══ Records provided

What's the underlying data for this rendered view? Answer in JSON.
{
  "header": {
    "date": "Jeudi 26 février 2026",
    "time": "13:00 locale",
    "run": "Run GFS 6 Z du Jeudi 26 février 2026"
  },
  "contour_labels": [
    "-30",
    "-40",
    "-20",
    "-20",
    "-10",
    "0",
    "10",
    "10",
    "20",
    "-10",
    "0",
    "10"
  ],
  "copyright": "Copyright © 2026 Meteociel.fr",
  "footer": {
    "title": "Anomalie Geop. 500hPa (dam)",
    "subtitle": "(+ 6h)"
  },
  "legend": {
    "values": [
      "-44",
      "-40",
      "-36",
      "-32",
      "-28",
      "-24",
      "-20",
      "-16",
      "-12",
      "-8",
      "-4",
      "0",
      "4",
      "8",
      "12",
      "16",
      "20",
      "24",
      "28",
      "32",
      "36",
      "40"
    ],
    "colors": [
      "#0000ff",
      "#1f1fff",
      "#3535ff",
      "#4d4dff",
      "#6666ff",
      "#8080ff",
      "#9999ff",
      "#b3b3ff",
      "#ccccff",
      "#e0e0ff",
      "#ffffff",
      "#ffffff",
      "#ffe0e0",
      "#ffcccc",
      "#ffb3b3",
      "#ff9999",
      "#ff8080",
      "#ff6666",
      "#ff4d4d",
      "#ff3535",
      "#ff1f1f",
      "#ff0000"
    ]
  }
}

════
══ Records provided

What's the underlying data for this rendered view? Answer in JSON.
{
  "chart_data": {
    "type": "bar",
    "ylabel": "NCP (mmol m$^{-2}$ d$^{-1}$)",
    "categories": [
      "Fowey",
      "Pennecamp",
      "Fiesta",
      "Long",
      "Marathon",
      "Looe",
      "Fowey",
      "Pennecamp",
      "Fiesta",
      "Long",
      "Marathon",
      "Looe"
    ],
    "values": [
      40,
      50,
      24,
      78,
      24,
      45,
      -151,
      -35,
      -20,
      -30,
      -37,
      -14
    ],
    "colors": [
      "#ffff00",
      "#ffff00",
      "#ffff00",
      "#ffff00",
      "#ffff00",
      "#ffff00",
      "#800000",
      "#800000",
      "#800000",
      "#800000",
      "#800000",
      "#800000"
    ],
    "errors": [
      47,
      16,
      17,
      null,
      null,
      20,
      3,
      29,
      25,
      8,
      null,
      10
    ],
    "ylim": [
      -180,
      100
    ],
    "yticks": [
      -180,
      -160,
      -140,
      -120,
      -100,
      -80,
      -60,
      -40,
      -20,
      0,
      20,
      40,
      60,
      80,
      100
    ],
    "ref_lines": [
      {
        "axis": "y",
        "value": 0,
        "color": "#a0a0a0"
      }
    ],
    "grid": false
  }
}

════

Only lines that contain the word "Jeudi" are wanted; copy each of them.

### [Written response]
    "date": "Jeudi 26 février 2026",
    "run": "Run GFS 6 Z du Jeudi 26 février 2026"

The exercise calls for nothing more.